## Work required
A line counts if it contains the word "勾股大数据" at least once. State how many such lines the records contain, giving the number alone.

Chart and figure data
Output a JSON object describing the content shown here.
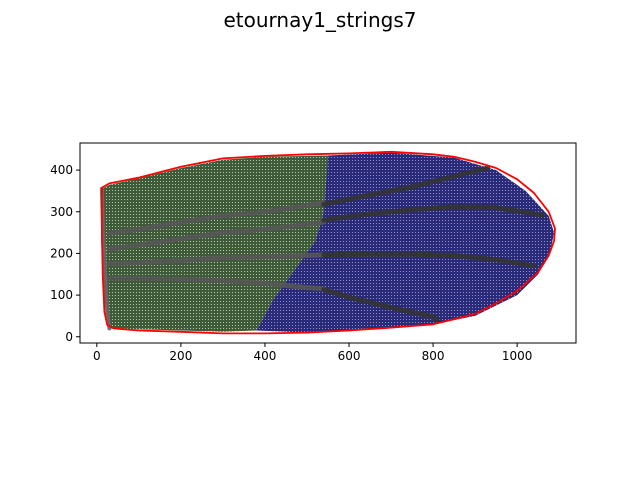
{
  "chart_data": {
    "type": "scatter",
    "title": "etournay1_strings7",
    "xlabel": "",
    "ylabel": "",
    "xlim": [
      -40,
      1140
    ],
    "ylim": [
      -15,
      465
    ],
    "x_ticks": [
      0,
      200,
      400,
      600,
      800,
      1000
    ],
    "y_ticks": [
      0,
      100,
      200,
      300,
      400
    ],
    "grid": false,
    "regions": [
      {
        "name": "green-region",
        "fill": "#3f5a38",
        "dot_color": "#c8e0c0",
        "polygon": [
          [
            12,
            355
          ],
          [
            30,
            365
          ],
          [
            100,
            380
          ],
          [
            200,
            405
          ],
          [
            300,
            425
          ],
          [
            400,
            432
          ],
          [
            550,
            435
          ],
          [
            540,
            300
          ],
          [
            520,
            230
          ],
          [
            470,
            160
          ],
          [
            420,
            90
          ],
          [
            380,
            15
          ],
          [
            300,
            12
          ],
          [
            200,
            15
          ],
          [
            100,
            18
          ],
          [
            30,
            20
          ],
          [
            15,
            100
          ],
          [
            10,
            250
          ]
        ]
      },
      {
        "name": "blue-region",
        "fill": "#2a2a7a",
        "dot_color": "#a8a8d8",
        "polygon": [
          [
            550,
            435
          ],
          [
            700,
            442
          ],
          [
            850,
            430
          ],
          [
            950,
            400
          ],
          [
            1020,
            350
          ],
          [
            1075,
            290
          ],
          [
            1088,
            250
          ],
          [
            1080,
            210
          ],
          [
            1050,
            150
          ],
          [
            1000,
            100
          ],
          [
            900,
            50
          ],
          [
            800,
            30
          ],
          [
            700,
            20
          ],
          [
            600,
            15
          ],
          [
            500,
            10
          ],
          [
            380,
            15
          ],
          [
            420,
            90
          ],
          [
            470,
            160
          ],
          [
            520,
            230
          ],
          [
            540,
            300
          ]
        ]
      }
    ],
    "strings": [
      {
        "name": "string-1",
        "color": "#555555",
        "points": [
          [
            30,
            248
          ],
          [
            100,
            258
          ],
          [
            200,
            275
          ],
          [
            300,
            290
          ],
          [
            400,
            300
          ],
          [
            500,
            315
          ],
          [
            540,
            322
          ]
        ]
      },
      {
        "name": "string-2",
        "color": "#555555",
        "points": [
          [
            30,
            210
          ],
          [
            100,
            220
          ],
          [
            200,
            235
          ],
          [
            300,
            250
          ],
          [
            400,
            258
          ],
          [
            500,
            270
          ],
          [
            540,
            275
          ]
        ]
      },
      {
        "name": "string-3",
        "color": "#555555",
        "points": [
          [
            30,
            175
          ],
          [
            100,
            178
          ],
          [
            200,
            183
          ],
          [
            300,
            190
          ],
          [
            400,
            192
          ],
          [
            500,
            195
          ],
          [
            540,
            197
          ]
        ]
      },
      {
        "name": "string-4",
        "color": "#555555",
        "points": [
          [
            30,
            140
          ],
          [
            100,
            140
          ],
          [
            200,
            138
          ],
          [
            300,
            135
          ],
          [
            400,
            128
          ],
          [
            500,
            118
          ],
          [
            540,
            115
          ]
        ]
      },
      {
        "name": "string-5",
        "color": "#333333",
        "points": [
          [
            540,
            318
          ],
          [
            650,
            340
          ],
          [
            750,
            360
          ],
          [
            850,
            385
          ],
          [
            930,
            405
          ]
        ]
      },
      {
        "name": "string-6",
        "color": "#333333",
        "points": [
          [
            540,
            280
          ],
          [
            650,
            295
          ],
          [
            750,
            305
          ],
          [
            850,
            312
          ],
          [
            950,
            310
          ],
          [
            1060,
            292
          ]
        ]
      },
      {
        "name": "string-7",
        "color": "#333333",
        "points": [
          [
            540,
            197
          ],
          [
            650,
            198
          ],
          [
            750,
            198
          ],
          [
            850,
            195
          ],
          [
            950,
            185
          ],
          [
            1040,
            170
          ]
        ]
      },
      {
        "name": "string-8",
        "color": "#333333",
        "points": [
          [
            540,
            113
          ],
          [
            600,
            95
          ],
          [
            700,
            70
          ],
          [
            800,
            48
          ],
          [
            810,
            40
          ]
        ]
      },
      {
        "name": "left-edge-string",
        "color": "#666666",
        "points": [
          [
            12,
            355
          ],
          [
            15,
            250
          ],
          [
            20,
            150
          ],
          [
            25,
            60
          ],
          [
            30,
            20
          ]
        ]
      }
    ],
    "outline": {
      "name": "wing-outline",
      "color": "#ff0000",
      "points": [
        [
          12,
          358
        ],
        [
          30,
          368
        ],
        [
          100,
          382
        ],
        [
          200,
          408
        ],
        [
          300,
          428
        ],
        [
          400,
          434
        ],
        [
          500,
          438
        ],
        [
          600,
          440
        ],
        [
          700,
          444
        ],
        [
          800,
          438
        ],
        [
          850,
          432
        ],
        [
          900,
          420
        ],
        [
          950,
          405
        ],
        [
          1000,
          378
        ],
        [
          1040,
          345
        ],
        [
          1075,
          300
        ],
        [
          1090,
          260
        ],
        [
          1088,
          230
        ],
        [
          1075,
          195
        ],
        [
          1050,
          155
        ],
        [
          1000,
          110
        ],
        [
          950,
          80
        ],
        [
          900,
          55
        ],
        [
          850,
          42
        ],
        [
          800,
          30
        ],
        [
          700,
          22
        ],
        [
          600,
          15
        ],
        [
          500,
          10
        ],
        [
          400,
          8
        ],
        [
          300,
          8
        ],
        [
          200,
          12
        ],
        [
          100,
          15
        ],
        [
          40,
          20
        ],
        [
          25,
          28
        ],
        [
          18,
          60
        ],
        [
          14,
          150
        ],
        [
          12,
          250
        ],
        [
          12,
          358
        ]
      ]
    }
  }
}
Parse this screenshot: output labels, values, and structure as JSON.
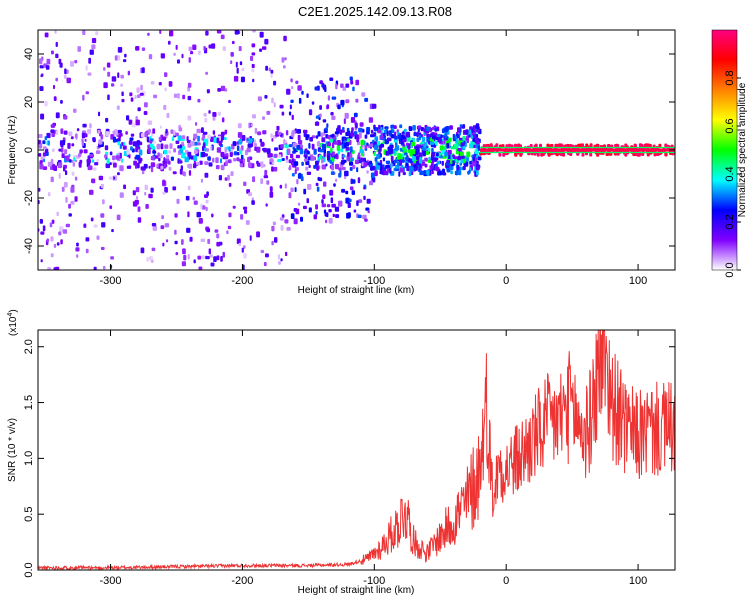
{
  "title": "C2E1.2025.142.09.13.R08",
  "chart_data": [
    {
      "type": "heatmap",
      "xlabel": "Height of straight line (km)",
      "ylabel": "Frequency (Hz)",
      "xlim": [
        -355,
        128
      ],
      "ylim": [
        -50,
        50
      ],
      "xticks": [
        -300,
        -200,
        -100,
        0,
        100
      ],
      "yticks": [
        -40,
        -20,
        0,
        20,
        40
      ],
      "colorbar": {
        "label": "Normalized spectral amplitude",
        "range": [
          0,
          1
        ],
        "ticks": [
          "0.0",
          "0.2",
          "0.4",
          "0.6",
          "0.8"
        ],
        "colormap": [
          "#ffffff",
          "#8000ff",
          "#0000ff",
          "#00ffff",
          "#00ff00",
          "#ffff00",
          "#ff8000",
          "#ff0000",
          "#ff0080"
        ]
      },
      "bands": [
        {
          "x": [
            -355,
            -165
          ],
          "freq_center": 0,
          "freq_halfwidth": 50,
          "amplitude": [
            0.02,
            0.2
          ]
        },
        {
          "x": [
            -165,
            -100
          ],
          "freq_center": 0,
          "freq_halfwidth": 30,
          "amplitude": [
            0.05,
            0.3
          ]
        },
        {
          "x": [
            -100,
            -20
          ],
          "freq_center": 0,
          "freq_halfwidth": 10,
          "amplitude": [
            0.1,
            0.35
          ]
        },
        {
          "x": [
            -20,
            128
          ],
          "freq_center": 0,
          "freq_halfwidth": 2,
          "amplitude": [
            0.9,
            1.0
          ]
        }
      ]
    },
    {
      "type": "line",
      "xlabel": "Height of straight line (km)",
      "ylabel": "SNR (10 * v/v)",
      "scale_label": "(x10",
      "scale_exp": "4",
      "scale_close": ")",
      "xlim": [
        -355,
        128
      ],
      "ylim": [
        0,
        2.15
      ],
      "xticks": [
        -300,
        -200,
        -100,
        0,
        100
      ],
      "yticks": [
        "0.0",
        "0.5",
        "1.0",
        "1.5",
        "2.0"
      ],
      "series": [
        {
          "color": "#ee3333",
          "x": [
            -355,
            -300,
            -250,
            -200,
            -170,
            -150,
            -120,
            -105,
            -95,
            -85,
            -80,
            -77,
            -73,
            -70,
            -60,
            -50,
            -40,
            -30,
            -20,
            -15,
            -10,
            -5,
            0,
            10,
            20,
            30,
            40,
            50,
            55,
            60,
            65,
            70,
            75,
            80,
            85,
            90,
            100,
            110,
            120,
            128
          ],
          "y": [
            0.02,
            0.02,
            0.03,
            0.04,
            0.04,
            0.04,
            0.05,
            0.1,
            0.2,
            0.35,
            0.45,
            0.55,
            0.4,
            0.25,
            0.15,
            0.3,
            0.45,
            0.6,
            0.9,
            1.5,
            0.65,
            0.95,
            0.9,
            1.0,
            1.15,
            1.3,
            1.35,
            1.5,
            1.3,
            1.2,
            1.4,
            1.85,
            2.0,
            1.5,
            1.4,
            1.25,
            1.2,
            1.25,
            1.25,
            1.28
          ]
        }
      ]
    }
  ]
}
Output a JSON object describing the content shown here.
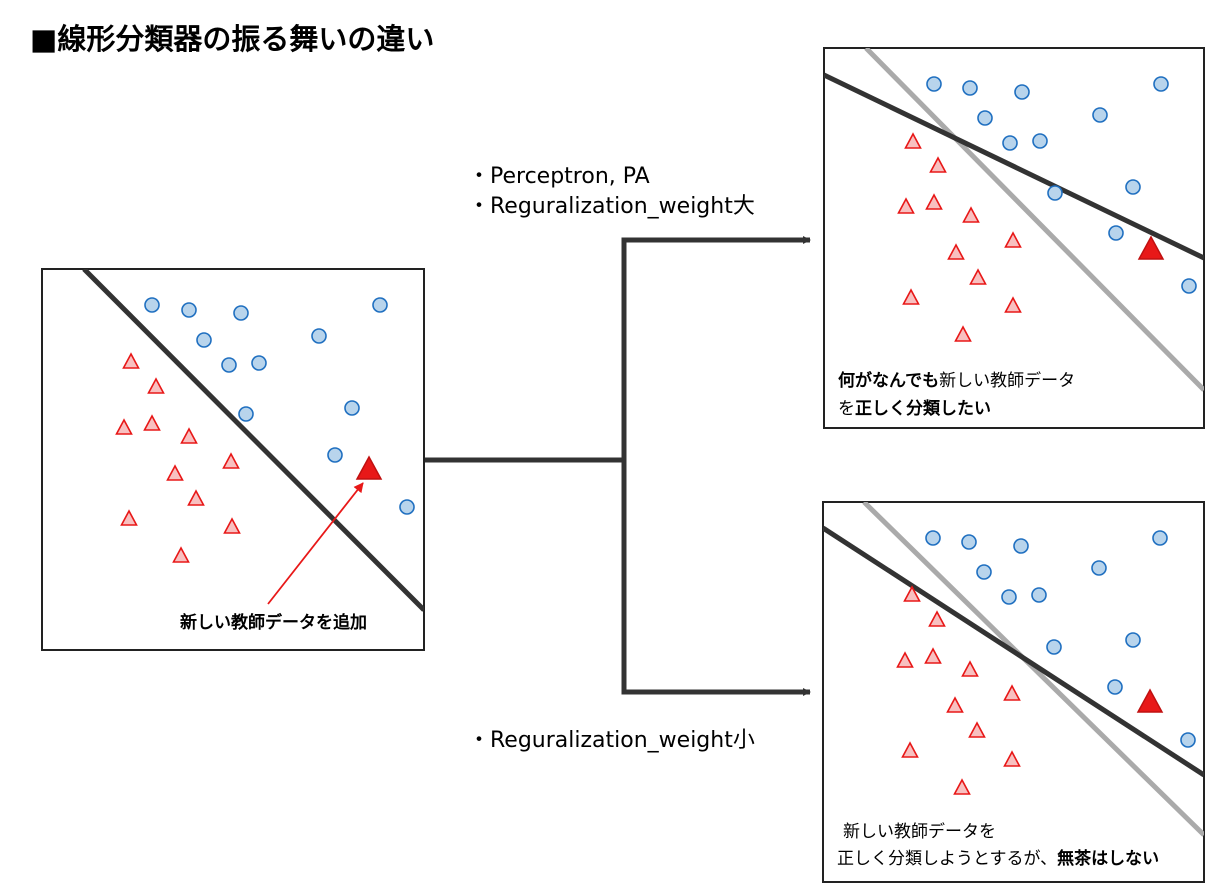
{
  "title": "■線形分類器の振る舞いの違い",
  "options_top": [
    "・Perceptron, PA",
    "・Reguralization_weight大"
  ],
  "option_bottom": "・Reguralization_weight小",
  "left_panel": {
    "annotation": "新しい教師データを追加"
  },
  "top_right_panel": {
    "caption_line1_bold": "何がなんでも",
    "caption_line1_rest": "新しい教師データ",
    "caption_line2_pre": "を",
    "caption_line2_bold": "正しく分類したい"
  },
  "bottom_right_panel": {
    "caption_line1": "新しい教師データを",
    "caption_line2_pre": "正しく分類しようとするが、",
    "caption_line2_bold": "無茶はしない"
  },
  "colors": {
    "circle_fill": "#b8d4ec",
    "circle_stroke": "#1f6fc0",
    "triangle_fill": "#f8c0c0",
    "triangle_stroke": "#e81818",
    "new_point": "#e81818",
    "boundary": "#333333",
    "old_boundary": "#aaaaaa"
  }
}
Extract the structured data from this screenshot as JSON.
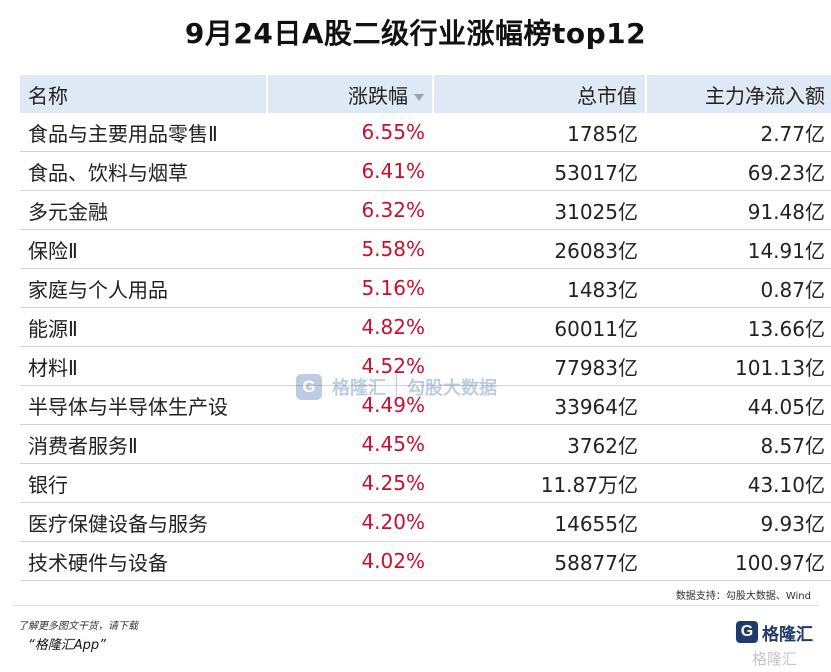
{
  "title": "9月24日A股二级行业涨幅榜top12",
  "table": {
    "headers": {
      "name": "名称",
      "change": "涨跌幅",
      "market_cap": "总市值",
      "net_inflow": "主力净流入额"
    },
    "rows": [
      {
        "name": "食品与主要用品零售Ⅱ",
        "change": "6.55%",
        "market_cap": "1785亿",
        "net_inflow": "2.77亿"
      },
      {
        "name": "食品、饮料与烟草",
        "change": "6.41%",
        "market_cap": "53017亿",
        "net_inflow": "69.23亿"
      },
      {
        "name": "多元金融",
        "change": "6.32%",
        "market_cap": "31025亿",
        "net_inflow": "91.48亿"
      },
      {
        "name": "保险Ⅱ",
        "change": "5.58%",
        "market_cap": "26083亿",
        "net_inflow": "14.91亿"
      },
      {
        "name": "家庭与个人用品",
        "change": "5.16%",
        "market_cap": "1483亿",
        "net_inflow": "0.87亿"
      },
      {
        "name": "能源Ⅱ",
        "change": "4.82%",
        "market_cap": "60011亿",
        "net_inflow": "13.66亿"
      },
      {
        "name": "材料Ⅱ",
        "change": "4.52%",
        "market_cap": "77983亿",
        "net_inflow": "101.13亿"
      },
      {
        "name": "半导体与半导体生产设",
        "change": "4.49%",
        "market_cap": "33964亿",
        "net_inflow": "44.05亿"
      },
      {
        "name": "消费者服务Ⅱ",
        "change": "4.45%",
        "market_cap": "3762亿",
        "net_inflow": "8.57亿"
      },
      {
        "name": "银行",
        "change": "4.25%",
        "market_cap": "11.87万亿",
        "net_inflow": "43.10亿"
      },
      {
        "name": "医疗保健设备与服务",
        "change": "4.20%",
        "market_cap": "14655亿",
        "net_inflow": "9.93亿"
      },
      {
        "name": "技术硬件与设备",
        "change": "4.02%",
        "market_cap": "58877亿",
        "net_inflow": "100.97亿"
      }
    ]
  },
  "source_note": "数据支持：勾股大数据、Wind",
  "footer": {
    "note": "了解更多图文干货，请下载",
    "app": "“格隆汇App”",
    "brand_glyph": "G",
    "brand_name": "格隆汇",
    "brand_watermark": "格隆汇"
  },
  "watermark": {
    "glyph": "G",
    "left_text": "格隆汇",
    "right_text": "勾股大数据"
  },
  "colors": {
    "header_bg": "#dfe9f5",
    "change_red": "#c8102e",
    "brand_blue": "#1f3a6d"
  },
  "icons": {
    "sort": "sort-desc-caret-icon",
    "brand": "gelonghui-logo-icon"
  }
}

## Result of the exercise
2